■ Written task ■
Each line that holds the word "name" is to be identified and copied.

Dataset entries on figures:
********
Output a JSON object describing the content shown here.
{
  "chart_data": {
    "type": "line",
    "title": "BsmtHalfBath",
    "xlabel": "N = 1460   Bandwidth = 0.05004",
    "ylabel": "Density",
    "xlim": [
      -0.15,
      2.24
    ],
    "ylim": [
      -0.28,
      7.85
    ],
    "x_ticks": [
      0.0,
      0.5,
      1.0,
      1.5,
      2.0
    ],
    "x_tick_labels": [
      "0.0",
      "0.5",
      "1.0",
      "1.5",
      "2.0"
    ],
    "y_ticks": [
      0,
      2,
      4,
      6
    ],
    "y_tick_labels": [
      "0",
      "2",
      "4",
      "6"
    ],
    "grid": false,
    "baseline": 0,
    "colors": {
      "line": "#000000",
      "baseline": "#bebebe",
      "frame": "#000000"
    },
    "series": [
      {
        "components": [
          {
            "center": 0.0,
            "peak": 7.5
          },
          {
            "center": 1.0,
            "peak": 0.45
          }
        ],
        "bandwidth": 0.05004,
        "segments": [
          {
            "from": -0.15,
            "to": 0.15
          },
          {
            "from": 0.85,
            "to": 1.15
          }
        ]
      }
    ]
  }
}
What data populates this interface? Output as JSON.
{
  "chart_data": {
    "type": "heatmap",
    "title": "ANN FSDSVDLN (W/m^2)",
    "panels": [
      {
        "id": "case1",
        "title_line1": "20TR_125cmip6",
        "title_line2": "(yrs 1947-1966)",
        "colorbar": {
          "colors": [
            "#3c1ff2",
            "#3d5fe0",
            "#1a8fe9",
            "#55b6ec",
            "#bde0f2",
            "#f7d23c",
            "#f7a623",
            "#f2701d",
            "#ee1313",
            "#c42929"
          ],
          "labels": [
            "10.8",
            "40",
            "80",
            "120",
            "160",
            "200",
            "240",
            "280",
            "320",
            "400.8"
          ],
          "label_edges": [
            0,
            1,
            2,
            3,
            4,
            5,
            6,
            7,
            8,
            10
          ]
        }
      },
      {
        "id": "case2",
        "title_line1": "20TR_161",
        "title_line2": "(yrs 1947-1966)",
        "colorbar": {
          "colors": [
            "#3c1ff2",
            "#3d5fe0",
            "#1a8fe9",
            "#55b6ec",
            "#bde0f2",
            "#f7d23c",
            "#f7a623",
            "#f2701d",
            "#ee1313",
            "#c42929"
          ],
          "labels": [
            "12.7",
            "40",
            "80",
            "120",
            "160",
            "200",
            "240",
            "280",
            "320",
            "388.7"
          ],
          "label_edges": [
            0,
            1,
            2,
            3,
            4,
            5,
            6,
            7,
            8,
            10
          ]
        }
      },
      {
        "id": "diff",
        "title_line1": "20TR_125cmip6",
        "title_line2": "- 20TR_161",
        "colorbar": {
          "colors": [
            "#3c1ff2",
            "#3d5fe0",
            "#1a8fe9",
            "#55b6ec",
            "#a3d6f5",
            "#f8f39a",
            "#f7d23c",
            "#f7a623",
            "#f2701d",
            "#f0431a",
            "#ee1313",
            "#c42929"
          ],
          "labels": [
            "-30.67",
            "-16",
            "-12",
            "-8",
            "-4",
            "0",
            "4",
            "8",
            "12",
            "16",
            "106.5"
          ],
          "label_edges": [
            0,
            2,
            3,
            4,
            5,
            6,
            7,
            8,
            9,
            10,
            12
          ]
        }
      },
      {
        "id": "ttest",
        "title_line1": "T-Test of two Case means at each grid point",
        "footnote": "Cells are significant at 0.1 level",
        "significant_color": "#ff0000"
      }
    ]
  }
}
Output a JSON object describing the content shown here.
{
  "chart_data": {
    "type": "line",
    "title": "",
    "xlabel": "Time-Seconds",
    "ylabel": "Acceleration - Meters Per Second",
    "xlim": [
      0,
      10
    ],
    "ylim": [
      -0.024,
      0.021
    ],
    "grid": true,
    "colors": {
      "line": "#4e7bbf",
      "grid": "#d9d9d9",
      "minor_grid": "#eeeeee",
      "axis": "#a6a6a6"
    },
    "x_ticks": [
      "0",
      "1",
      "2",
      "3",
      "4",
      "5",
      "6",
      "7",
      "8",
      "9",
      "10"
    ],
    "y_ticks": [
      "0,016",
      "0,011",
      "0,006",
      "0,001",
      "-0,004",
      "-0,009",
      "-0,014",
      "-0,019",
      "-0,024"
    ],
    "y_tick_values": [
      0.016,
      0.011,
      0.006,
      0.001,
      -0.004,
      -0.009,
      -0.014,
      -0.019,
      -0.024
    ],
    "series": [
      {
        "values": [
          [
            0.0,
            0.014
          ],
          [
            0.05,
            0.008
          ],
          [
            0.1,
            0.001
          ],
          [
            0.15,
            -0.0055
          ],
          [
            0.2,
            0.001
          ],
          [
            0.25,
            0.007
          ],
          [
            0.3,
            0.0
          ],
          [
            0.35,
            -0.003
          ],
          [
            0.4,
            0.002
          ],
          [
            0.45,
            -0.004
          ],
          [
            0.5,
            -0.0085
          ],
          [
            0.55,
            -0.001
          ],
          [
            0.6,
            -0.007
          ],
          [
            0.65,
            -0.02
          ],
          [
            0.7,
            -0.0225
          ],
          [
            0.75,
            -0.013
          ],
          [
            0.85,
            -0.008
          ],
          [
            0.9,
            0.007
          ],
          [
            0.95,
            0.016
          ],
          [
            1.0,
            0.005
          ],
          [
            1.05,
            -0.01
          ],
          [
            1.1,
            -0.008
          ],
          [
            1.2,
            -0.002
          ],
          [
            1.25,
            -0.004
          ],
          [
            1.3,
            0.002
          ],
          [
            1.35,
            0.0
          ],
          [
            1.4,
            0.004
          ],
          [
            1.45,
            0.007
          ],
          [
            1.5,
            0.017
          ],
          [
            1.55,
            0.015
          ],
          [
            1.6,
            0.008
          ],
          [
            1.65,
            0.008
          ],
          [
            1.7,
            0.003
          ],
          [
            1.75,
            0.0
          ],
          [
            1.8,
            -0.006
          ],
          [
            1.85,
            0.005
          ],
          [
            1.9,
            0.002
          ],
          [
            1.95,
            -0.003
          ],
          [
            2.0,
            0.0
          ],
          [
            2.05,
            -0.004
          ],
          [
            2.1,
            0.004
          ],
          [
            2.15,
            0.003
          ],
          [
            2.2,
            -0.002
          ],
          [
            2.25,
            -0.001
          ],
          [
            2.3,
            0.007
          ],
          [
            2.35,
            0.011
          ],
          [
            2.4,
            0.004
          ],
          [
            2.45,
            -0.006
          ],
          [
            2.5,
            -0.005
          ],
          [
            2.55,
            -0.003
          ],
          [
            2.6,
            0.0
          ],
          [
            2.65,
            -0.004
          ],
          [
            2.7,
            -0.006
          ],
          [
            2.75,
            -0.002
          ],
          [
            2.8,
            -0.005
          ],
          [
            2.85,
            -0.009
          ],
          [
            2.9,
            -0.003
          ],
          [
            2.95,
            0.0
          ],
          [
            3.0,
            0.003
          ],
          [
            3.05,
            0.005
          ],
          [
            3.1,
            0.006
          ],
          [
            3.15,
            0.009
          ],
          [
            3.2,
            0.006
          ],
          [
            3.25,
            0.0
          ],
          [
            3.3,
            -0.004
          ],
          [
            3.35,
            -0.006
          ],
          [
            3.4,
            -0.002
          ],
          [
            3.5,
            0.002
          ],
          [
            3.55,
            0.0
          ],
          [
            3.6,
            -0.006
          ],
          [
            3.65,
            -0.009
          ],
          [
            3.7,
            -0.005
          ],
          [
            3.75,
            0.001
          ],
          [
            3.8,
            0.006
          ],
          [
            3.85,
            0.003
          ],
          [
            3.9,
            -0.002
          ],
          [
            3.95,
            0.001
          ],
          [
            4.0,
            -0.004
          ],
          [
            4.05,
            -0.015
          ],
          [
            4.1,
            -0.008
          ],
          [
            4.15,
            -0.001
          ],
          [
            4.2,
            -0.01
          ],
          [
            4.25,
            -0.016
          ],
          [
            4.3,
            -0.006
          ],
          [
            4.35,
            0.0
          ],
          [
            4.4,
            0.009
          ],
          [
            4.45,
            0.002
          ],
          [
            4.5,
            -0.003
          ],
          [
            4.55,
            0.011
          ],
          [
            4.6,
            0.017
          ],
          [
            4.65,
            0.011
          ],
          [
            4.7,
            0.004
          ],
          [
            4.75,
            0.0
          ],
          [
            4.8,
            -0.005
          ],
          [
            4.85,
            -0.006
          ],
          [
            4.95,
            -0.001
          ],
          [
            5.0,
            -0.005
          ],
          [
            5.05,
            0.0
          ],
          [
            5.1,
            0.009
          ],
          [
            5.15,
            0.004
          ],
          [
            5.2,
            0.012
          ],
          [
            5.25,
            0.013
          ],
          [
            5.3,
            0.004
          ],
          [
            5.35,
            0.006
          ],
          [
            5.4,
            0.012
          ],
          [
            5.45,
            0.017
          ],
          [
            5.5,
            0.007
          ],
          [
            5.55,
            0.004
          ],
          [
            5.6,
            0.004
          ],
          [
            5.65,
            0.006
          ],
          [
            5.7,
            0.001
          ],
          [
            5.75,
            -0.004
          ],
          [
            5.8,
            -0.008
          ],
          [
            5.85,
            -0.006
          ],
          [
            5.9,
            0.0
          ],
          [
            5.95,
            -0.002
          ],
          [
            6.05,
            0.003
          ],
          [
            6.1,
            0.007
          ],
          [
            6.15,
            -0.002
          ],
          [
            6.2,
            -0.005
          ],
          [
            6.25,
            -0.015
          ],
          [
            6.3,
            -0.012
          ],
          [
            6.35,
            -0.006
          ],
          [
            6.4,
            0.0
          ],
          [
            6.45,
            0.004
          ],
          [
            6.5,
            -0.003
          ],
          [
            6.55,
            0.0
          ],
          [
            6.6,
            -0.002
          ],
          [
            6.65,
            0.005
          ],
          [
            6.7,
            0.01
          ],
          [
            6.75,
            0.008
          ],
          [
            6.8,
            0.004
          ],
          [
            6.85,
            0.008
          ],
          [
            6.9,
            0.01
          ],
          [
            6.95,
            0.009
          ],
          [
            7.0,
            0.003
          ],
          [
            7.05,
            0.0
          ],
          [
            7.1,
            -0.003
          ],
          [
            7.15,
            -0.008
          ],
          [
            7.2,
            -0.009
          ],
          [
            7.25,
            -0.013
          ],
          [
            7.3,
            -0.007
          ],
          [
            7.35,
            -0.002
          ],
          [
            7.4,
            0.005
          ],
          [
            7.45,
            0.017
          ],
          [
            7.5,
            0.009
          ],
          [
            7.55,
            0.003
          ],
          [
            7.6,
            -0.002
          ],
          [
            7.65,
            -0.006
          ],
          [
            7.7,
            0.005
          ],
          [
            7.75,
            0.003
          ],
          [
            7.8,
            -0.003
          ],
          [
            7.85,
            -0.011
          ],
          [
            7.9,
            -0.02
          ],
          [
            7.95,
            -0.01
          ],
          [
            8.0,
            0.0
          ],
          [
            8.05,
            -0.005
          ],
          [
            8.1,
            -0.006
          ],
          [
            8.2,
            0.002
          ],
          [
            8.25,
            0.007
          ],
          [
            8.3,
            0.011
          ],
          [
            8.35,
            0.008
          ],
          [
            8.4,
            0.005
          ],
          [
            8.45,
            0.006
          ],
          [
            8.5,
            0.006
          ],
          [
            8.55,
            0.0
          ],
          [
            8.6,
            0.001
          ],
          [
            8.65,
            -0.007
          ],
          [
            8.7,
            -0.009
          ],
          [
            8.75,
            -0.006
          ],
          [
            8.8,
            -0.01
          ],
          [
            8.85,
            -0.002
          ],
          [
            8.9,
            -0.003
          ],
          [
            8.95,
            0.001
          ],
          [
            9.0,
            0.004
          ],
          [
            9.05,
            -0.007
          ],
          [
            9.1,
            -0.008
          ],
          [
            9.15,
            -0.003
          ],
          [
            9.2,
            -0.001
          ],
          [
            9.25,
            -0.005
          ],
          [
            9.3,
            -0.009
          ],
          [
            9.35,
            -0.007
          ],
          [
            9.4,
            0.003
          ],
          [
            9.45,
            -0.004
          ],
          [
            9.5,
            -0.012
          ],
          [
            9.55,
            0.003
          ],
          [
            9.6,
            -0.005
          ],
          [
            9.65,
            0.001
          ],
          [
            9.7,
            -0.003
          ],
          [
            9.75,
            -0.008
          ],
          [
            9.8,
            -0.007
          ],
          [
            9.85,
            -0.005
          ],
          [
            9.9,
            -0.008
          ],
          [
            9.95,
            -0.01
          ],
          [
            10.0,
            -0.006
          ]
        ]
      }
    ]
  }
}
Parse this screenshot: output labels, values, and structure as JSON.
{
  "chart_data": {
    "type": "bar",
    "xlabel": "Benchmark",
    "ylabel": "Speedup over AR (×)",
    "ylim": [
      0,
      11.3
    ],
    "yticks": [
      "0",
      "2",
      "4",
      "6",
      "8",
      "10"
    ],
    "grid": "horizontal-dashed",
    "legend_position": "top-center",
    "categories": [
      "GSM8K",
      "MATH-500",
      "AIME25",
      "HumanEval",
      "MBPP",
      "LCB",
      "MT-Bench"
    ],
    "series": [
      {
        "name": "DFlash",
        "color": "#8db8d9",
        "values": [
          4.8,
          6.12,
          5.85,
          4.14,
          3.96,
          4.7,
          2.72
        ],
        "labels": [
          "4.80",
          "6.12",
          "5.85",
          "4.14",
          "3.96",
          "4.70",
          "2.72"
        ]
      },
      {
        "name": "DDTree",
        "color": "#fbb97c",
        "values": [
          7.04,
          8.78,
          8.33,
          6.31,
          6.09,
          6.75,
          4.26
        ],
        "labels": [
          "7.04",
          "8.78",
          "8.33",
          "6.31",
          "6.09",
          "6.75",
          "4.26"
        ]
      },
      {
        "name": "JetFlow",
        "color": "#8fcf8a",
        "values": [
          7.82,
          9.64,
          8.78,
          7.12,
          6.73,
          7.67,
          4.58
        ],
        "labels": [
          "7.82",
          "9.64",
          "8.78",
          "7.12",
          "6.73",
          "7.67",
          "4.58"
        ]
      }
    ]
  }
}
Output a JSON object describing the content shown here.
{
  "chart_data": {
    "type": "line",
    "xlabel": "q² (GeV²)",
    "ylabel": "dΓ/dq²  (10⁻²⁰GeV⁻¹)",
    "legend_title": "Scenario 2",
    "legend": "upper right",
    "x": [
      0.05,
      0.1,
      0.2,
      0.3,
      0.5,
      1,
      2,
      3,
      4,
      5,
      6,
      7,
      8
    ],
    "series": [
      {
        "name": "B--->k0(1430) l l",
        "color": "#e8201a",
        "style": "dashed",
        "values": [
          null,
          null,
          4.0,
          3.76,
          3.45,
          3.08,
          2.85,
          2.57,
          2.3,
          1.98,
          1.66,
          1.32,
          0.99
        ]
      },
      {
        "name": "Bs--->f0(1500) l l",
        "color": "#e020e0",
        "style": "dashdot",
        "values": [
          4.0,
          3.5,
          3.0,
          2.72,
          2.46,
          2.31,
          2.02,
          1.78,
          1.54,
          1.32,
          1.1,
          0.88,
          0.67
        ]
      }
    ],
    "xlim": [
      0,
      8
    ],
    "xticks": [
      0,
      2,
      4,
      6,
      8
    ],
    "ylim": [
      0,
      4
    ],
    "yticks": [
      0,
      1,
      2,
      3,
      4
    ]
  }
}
********
■ Full solution ■
        "name": "DFlash",
        "name": "DDTree",
        "name": "JetFlow",
        "name": "B--->k0(1430) l l",
        "name": "Bs--->f0(1500) l l",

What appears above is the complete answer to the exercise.